▸ TASK PROMPT:
Leaving out all images, write out the records that follow exactly.

— BEGIN EXERCISE MATERIAL —

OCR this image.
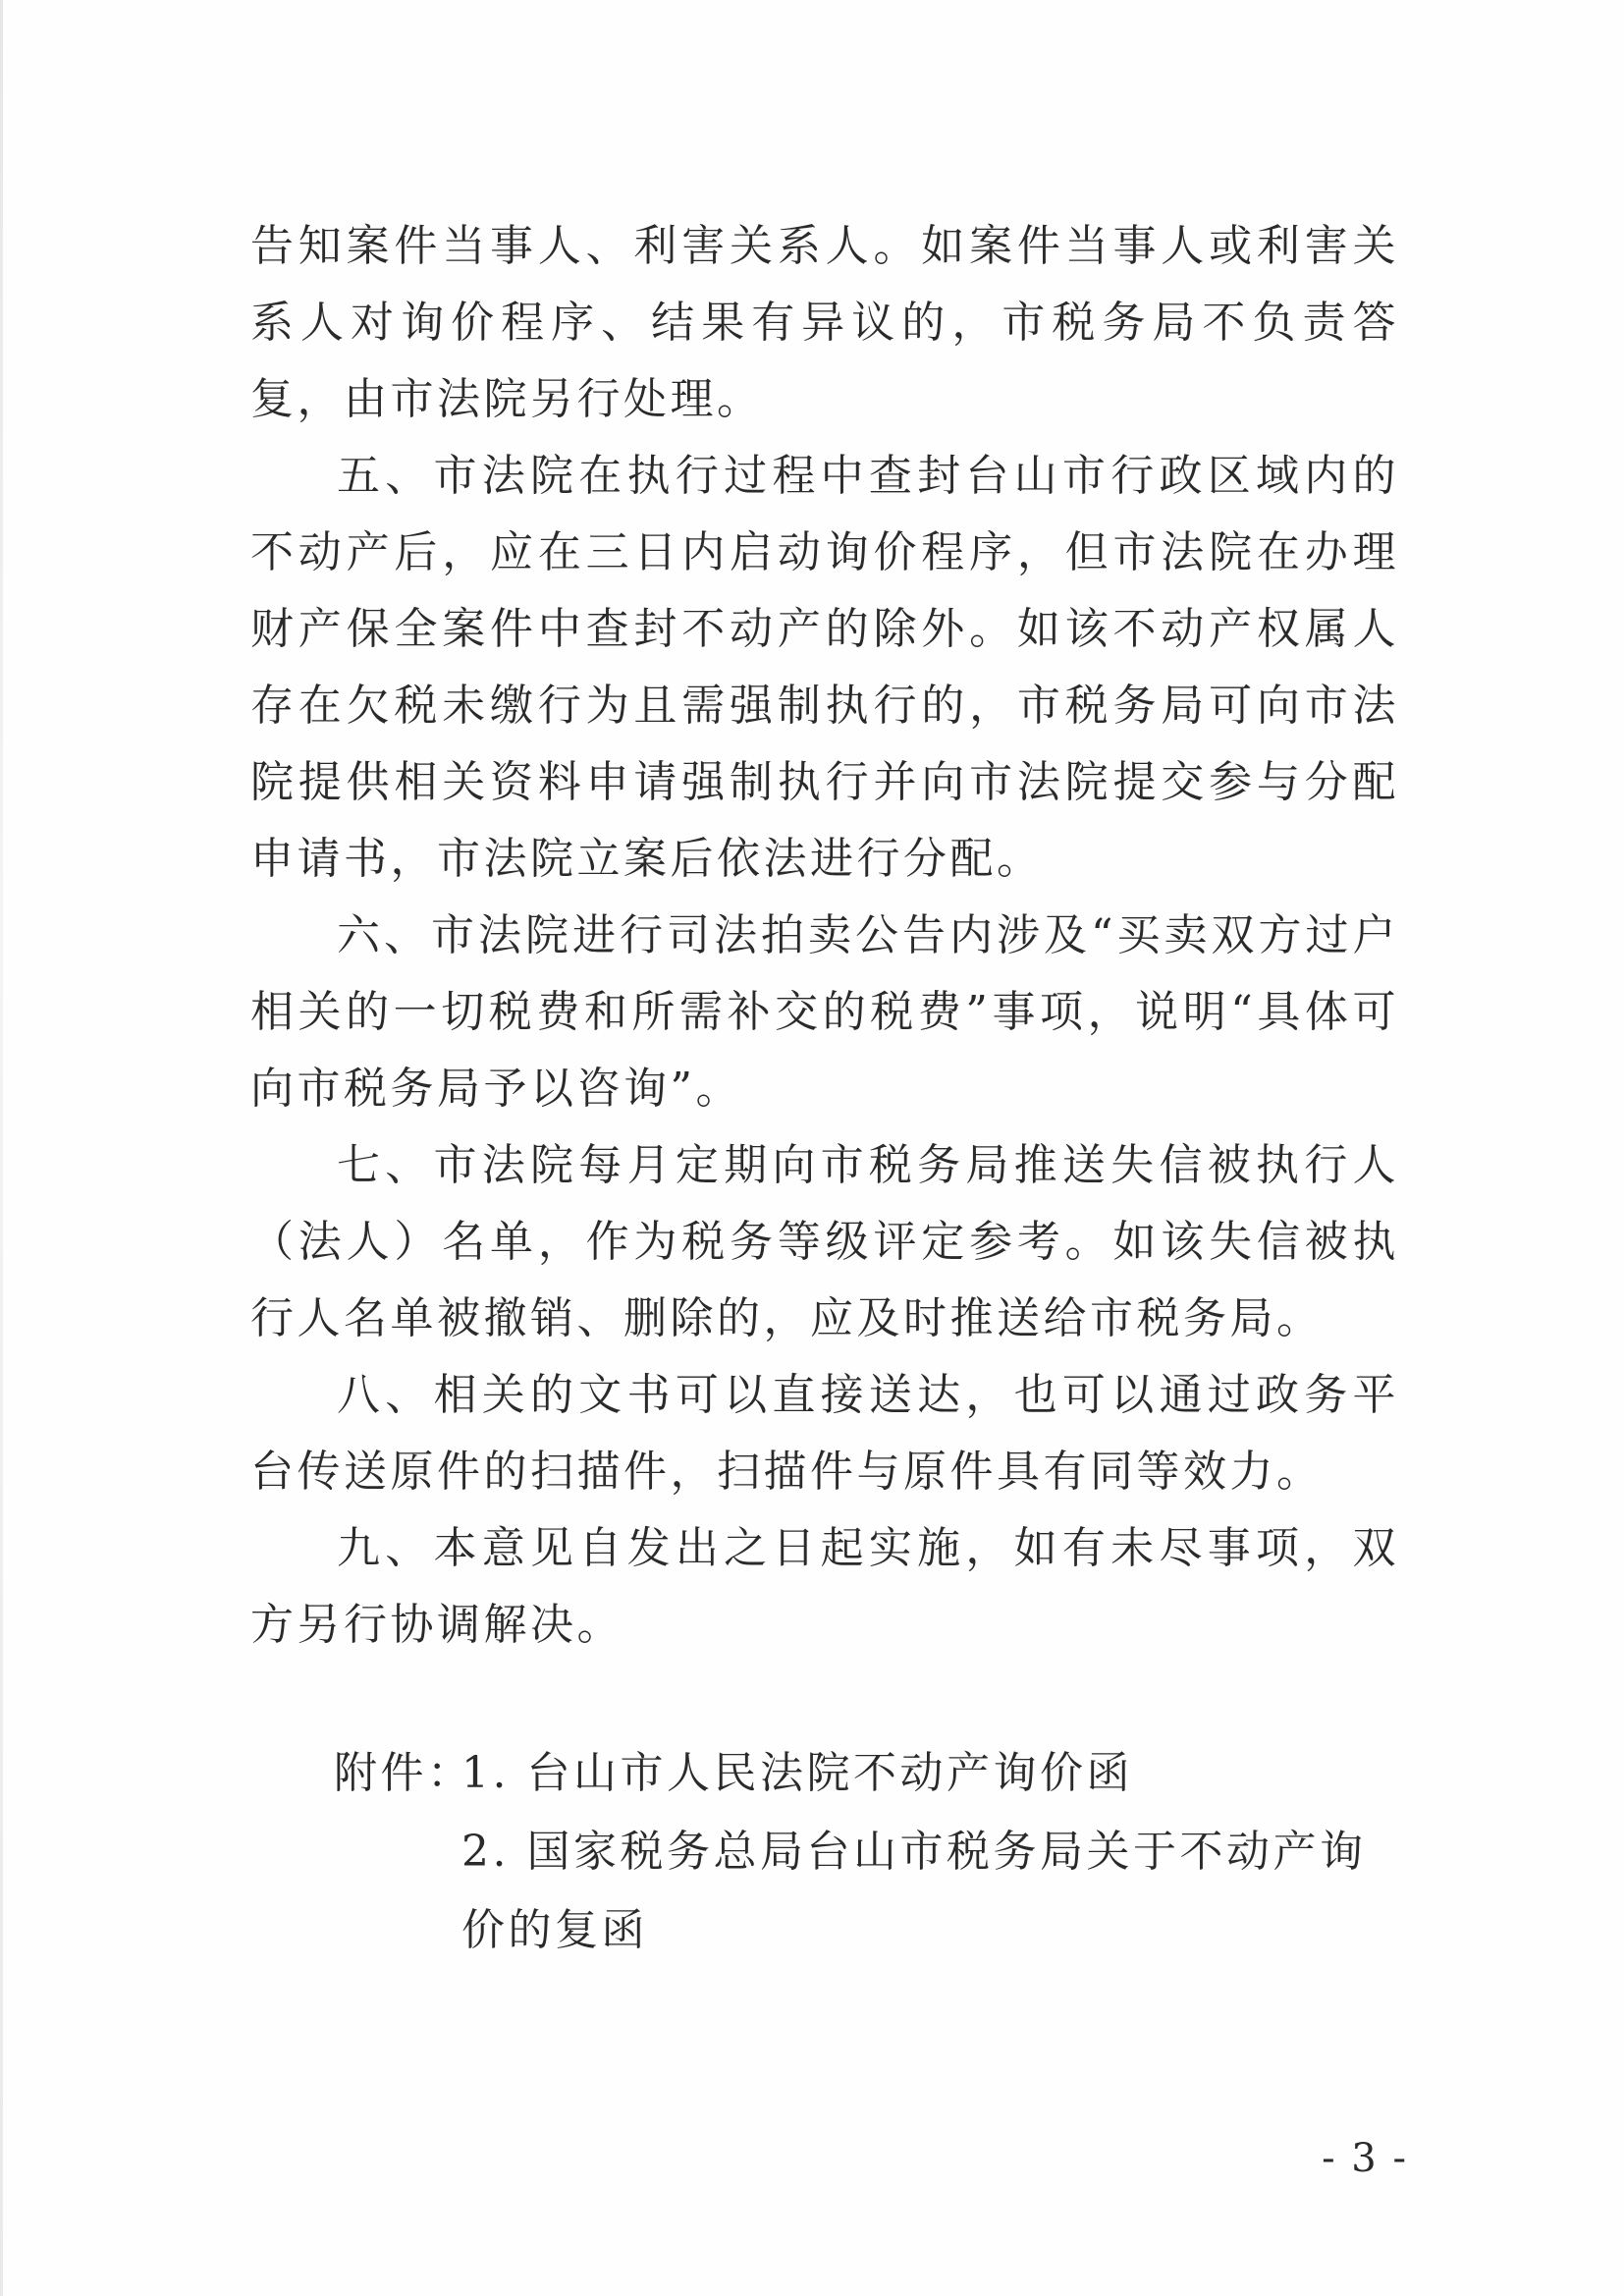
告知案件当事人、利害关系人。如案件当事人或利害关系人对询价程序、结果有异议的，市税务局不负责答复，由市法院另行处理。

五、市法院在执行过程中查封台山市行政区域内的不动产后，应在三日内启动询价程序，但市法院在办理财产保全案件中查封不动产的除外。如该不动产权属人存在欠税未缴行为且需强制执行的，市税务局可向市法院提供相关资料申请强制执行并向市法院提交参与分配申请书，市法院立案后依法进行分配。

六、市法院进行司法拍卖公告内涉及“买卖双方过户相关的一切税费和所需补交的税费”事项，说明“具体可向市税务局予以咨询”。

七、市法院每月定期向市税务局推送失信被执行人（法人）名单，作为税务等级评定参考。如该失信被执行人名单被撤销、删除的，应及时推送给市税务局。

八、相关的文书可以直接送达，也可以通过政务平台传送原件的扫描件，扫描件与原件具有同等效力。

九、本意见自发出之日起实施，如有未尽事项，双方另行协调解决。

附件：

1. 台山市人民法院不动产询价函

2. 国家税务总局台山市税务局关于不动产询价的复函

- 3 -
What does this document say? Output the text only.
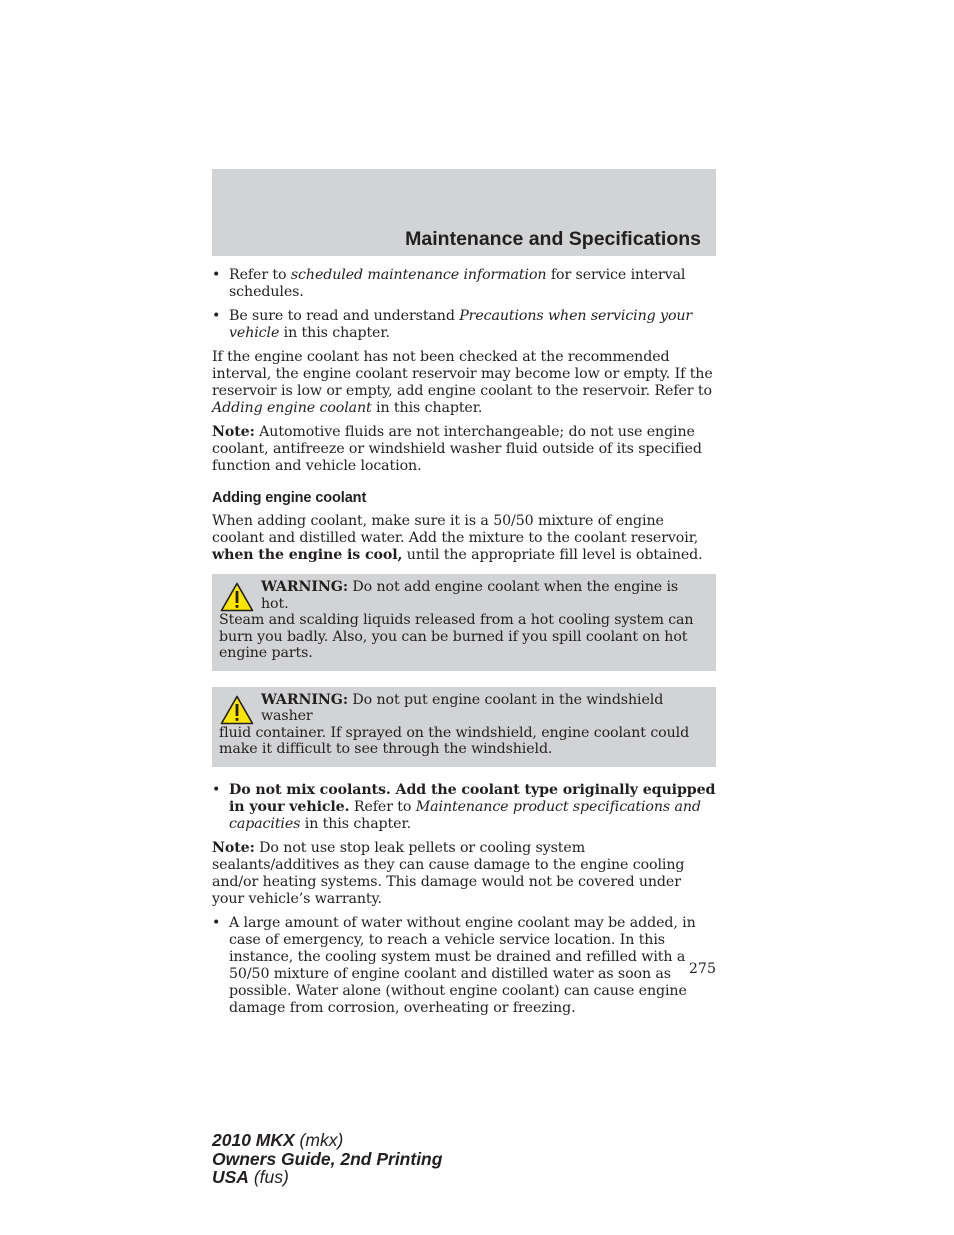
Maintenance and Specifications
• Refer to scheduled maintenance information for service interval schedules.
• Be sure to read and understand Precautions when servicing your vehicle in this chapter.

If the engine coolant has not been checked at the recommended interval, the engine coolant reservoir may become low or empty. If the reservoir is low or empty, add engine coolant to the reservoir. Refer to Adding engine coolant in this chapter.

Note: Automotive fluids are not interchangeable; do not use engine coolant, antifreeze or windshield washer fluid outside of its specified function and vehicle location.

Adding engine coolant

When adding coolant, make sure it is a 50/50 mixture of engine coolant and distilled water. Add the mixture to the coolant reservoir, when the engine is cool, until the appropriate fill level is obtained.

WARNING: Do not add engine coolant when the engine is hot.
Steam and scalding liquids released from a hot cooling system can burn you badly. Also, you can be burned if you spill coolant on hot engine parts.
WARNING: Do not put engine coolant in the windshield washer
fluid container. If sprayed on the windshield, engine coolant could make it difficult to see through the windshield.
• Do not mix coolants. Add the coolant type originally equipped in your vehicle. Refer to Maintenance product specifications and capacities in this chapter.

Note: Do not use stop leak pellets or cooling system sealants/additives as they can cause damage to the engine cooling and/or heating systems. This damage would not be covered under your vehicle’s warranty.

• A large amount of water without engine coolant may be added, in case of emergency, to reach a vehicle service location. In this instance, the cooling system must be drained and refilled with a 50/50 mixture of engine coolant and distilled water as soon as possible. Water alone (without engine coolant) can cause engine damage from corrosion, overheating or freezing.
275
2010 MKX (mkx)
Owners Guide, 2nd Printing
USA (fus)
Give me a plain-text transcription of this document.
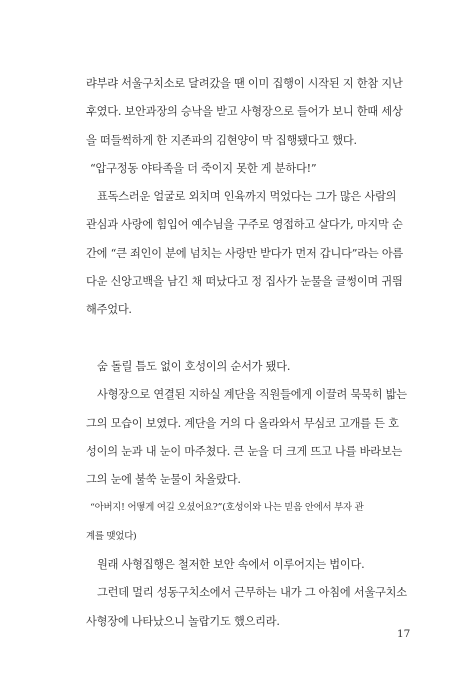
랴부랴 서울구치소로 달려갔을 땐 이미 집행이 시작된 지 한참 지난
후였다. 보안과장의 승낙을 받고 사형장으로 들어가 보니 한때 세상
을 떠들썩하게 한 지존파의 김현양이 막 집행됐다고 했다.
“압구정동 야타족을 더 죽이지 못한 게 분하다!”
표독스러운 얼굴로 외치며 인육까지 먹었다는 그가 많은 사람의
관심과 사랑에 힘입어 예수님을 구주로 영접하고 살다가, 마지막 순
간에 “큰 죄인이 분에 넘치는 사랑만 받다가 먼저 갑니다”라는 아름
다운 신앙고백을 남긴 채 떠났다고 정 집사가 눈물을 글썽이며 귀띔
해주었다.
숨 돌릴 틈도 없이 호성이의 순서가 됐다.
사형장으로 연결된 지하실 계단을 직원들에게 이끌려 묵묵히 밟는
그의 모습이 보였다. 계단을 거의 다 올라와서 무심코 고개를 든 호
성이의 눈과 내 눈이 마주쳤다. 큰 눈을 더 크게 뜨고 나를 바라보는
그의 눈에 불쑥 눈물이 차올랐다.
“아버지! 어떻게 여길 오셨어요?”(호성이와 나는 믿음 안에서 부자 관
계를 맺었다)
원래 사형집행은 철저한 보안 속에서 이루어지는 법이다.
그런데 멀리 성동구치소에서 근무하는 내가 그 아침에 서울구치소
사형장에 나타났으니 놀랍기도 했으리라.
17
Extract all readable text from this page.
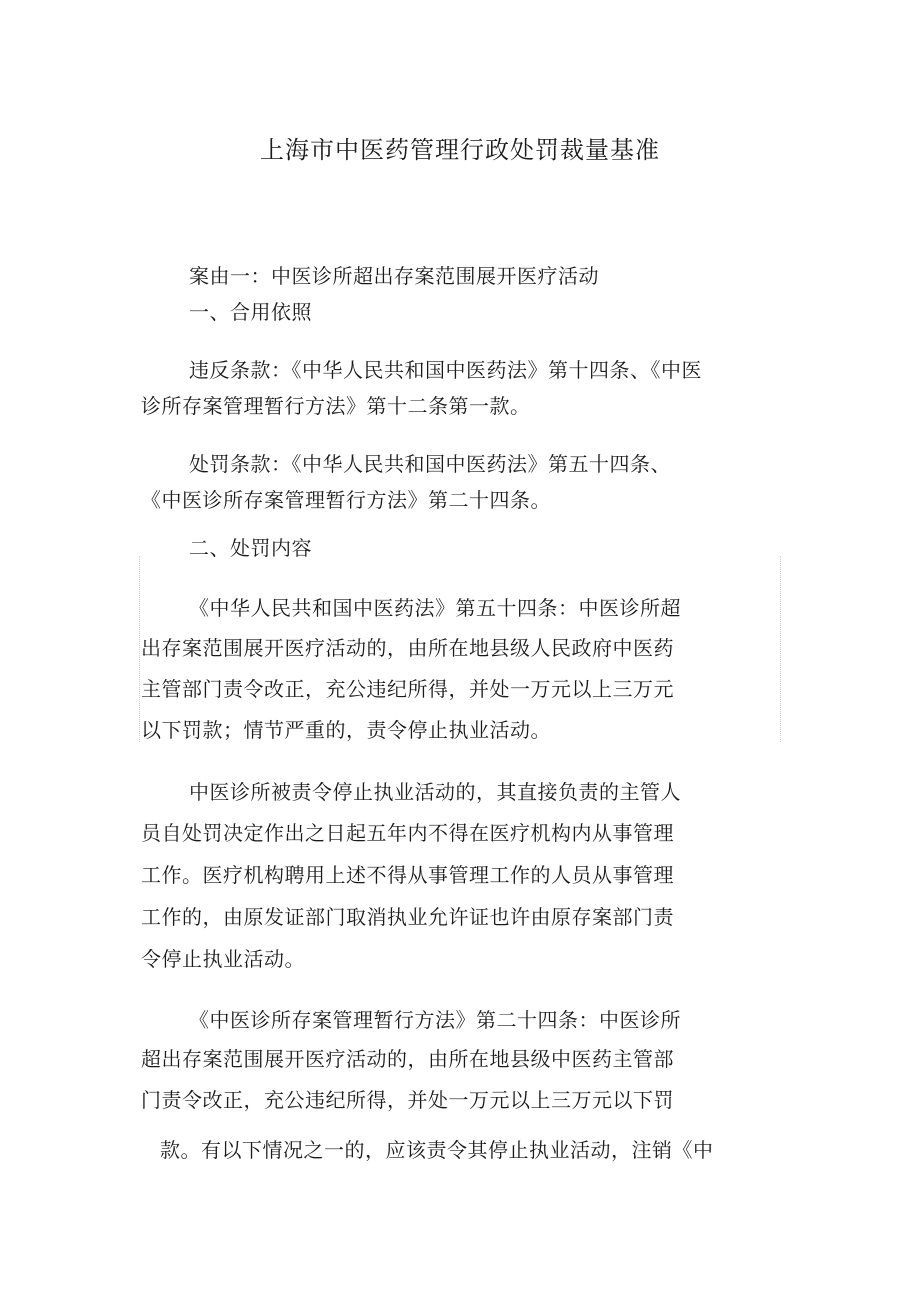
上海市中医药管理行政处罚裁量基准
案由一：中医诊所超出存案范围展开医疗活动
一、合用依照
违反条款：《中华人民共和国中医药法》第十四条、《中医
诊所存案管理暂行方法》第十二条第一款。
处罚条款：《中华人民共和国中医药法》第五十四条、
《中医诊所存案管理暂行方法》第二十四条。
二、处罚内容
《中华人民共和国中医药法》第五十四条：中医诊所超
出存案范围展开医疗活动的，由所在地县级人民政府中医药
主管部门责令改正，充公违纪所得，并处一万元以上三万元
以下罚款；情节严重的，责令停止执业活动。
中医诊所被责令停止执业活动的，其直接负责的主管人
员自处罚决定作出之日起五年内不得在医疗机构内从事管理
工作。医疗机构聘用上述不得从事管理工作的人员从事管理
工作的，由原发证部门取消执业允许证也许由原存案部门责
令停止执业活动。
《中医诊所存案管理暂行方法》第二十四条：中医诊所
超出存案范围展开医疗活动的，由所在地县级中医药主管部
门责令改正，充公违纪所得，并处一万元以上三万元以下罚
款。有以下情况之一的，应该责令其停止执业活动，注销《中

— END EXERCISE MATERIAL —

▸ THE RESULT:
OCR this image.
告知案件当事人、利害关系人。如案件当事人或利害关系人对询价程序、结果有异议的，市税务局不负责答复，由市法院另行处理。

五、市法院在执行过程中查封台山市行政区域内的不动产后，应在三日内启动询价程序，但市法院在办理财产保全案件中查封不动产的除外。如该不动产权属人存在欠税未缴行为且需强制执行的，市税务局可向市法院提供相关资料申请强制执行并向市法院提交参与分配申请书，市法院立案后依法进行分配。

六、市法院进行司法拍卖公告内涉及“买卖双方过户相关的一切税费和所需补交的税费”事项，说明“具体可向市税务局予以咨询”。

七、市法院每月定期向市税务局推送失信被执行人（法人）名单，作为税务等级评定参考。如该失信被执行人名单被撤销、删除的，应及时推送给市税务局。

八、相关的文书可以直接送达，也可以通过政务平台传送原件的扫描件，扫描件与原件具有同等效力。

九、本意见自发出之日起实施，如有未尽事项，双方另行协调解决。

附件：

1. 台山市人民法院不动产询价函

2. 国家税务总局台山市税务局关于不动产询价的复函

- 3 -
What does this document say? Output the text only.
Maintenance and Specifications
• Refer to scheduled maintenance information for service interval schedules.
• Be sure to read and understand Precautions when servicing your vehicle in this chapter.

If the engine coolant has not been checked at the recommended interval, the engine coolant reservoir may become low or empty. If the reservoir is low or empty, add engine coolant to the reservoir. Refer to Adding engine coolant in this chapter.

Note: Automotive fluids are not interchangeable; do not use engine coolant, antifreeze or windshield washer fluid outside of its specified function and vehicle location.

Adding engine coolant

When adding coolant, make sure it is a 50/50 mixture of engine coolant and distilled water. Add the mixture to the coolant reservoir, when the engine is cool, until the appropriate fill level is obtained.

WARNING: Do not add engine coolant when the engine is hot.
Steam and scalding liquids released from a hot cooling system can burn you badly. Also, you can be burned if you spill coolant on hot engine parts.
WARNING: Do not put engine coolant in the windshield washer
fluid container. If sprayed on the windshield, engine coolant could make it difficult to see through the windshield.
• Do not mix coolants. Add the coolant type originally equipped in your vehicle. Refer to Maintenance product specifications and capacities in this chapter.

Note: Do not use stop leak pellets or cooling system sealants/additives as they can cause damage to the engine cooling and/or heating systems. This damage would not be covered under your vehicle’s warranty.

• A large amount of water without engine coolant may be added, in case of emergency, to reach a vehicle service location. In this instance, the cooling system must be drained and refilled with a 50/50 mixture of engine coolant and distilled water as soon as possible. Water alone (without engine coolant) can cause engine damage from corrosion, overheating or freezing.
275
2010 MKX (mkx)
Owners Guide, 2nd Printing
USA (fus)
Give me a plain-text transcription of this document.
랴부랴 서울구치소로 달려갔을 땐 이미 집행이 시작된 지 한참 지난
후였다. 보안과장의 승낙을 받고 사형장으로 들어가 보니 한때 세상
을 떠들썩하게 한 지존파의 김현양이 막 집행됐다고 했다.
“압구정동 야타족을 더 죽이지 못한 게 분하다!”
표독스러운 얼굴로 외치며 인육까지 먹었다는 그가 많은 사람의
관심과 사랑에 힘입어 예수님을 구주로 영접하고 살다가, 마지막 순
간에 “큰 죄인이 분에 넘치는 사랑만 받다가 먼저 갑니다”라는 아름
다운 신앙고백을 남긴 채 떠났다고 정 집사가 눈물을 글썽이며 귀띔
해주었다.
숨 돌릴 틈도 없이 호성이의 순서가 됐다.
사형장으로 연결된 지하실 계단을 직원들에게 이끌려 묵묵히 밟는
그의 모습이 보였다. 계단을 거의 다 올라와서 무심코 고개를 든 호
성이의 눈과 내 눈이 마주쳤다. 큰 눈을 더 크게 뜨고 나를 바라보는
그의 눈에 불쑥 눈물이 차올랐다.
“아버지! 어떻게 여길 오셨어요?”(호성이와 나는 믿음 안에서 부자 관
계를 맺었다)
원래 사형집행은 철저한 보안 속에서 이루어지는 법이다.
그런데 멀리 성동구치소에서 근무하는 내가 그 아침에 서울구치소
사형장에 나타났으니 놀랍기도 했으리라.
17
Extract all readable text from this page.
上海市中医药管理行政处罚裁量基准
案由一：中医诊所超出存案范围展开医疗活动
一、合用依照
违反条款：《中华人民共和国中医药法》第十四条、《中医
诊所存案管理暂行方法》第十二条第一款。
处罚条款：《中华人民共和国中医药法》第五十四条、
《中医诊所存案管理暂行方法》第二十四条。
二、处罚内容
《中华人民共和国中医药法》第五十四条：中医诊所超
出存案范围展开医疗活动的，由所在地县级人民政府中医药
主管部门责令改正，充公违纪所得，并处一万元以上三万元
以下罚款；情节严重的，责令停止执业活动。
中医诊所被责令停止执业活动的，其直接负责的主管人
员自处罚决定作出之日起五年内不得在医疗机构内从事管理
工作。医疗机构聘用上述不得从事管理工作的人员从事管理
工作的，由原发证部门取消执业允许证也许由原存案部门责
令停止执业活动。
《中医诊所存案管理暂行方法》第二十四条：中医诊所
超出存案范围展开医疗活动的，由所在地县级中医药主管部
门责令改正，充公违纪所得，并处一万元以上三万元以下罚
款。有以下情况之一的，应该责令其停止执业活动，注销《中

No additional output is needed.